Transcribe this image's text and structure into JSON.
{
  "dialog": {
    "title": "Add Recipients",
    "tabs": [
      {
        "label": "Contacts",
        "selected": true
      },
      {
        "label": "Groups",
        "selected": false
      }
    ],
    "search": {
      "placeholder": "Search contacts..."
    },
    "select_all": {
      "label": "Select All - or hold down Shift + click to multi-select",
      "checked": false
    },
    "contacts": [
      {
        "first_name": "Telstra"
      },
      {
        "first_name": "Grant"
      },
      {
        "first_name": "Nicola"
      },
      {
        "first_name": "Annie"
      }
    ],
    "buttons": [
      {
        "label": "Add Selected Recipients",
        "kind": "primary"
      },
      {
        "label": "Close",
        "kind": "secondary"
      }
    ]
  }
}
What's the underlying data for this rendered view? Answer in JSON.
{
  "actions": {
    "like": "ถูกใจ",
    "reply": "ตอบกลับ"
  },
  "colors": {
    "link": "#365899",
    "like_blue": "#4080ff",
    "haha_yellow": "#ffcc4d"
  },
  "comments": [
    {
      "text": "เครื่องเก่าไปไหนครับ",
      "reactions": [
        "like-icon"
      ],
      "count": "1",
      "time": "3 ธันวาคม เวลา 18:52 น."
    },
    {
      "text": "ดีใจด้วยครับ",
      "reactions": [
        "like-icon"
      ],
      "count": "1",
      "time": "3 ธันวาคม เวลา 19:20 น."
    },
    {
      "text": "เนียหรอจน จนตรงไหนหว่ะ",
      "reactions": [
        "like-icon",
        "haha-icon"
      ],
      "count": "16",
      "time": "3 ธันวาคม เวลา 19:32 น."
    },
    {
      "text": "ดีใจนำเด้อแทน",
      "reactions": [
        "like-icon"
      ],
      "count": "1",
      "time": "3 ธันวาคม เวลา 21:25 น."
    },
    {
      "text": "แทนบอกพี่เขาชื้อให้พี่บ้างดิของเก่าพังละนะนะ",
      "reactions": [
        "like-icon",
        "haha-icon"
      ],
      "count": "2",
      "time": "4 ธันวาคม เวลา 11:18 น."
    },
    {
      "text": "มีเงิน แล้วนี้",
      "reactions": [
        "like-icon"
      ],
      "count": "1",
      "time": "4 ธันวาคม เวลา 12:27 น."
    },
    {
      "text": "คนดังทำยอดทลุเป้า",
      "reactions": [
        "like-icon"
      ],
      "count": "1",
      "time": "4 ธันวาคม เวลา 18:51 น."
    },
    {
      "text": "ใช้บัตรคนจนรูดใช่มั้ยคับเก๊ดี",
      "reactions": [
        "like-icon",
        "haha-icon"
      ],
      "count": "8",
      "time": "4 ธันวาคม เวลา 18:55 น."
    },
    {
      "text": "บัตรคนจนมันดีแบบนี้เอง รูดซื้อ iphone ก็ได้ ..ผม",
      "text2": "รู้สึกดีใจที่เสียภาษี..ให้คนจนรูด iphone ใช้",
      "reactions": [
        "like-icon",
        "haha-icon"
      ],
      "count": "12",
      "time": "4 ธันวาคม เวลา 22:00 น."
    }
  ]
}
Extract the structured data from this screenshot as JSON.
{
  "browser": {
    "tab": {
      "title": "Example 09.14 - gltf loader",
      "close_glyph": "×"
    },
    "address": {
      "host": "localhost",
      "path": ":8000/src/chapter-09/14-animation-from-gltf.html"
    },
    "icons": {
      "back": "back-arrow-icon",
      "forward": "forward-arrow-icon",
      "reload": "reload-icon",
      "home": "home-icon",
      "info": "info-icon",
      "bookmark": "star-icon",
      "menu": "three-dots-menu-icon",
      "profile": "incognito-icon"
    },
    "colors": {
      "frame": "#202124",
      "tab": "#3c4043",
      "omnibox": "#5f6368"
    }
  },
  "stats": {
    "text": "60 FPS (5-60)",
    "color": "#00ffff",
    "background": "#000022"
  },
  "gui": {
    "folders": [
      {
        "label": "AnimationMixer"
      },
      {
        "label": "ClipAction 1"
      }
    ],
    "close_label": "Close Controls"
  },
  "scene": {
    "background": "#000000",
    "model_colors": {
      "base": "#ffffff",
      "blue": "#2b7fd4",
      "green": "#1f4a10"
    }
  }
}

────────────────────────────────────────

Your instructions
Print all the data exactly.

Task result
Transcribe this image's text and structure into JSON.
{
  "dialog": {
    "title": "Add Recipients",
    "tabs": [
      {
        "label": "Contacts",
        "selected": true
      },
      {
        "label": "Groups",
        "selected": false
      }
    ],
    "search": {
      "placeholder": "Search contacts..."
    },
    "select_all": {
      "label": "Select All - or hold down Shift + click to multi-select",
      "checked": false
    },
    "contacts": [
      {
        "first_name": "Telstra"
      },
      {
        "first_name": "Grant"
      },
      {
        "first_name": "Nicola"
      },
      {
        "first_name": "Annie"
      }
    ],
    "buttons": [
      {
        "label": "Add Selected Recipients",
        "kind": "primary"
      },
      {
        "label": "Close",
        "kind": "secondary"
      }
    ]
  }
}
What's the underlying data for this rendered view? Answer in JSON.
{
  "actions": {
    "like": "ถูกใจ",
    "reply": "ตอบกลับ"
  },
  "colors": {
    "link": "#365899",
    "like_blue": "#4080ff",
    "haha_yellow": "#ffcc4d"
  },
  "comments": [
    {
      "text": "เครื่องเก่าไปไหนครับ",
      "reactions": [
        "like-icon"
      ],
      "count": "1",
      "time": "3 ธันวาคม เวลา 18:52 น."
    },
    {
      "text": "ดีใจด้วยครับ",
      "reactions": [
        "like-icon"
      ],
      "count": "1",
      "time": "3 ธันวาคม เวลา 19:20 น."
    },
    {
      "text": "เนียหรอจน จนตรงไหนหว่ะ",
      "reactions": [
        "like-icon",
        "haha-icon"
      ],
      "count": "16",
      "time": "3 ธันวาคม เวลา 19:32 น."
    },
    {
      "text": "ดีใจนำเด้อแทน",
      "reactions": [
        "like-icon"
      ],
      "count": "1",
      "time": "3 ธันวาคม เวลา 21:25 น."
    },
    {
      "text": "แทนบอกพี่เขาชื้อให้พี่บ้างดิของเก่าพังละนะนะ",
      "reactions": [
        "like-icon",
        "haha-icon"
      ],
      "count": "2",
      "time": "4 ธันวาคม เวลา 11:18 น."
    },
    {
      "text": "มีเงิน แล้วนี้",
      "reactions": [
        "like-icon"
      ],
      "count": "1",
      "time": "4 ธันวาคม เวลา 12:27 น."
    },
    {
      "text": "คนดังทำยอดทลุเป้า",
      "reactions": [
        "like-icon"
      ],
      "count": "1",
      "time": "4 ธันวาคม เวลา 18:51 น."
    },
    {
      "text": "ใช้บัตรคนจนรูดใช่มั้ยคับเก๊ดี",
      "reactions": [
        "like-icon",
        "haha-icon"
      ],
      "count": "8",
      "time": "4 ธันวาคม เวลา 18:55 น."
    },
    {
      "text": "บัตรคนจนมันดีแบบนี้เอง รูดซื้อ iphone ก็ได้ ..ผม",
      "text2": "รู้สึกดีใจที่เสียภาษี..ให้คนจนรูด iphone ใช้",
      "reactions": [
        "like-icon",
        "haha-icon"
      ],
      "count": "12",
      "time": "4 ธันวาคม เวลา 22:00 น."
    }
  ]
}
Extract the structured data from this screenshot as JSON.
{
  "browser": {
    "tab": {
      "title": "Example 09.14 - gltf loader",
      "close_glyph": "×"
    },
    "address": {
      "host": "localhost",
      "path": ":8000/src/chapter-09/14-animation-from-gltf.html"
    },
    "icons": {
      "back": "back-arrow-icon",
      "forward": "forward-arrow-icon",
      "reload": "reload-icon",
      "home": "home-icon",
      "info": "info-icon",
      "bookmark": "star-icon",
      "menu": "three-dots-menu-icon",
      "profile": "incognito-icon"
    },
    "colors": {
      "frame": "#202124",
      "tab": "#3c4043",
      "omnibox": "#5f6368"
    }
  },
  "stats": {
    "text": "60 FPS (5-60)",
    "color": "#00ffff",
    "background": "#000022"
  },
  "gui": {
    "folders": [
      {
        "label": "AnimationMixer"
      },
      {
        "label": "ClipAction 1"
      }
    ],
    "close_label": "Close Controls"
  },
  "scene": {
    "background": "#000000",
    "model_colors": {
      "base": "#ffffff",
      "blue": "#2b7fd4",
      "green": "#1f4a10"
    }
  }
}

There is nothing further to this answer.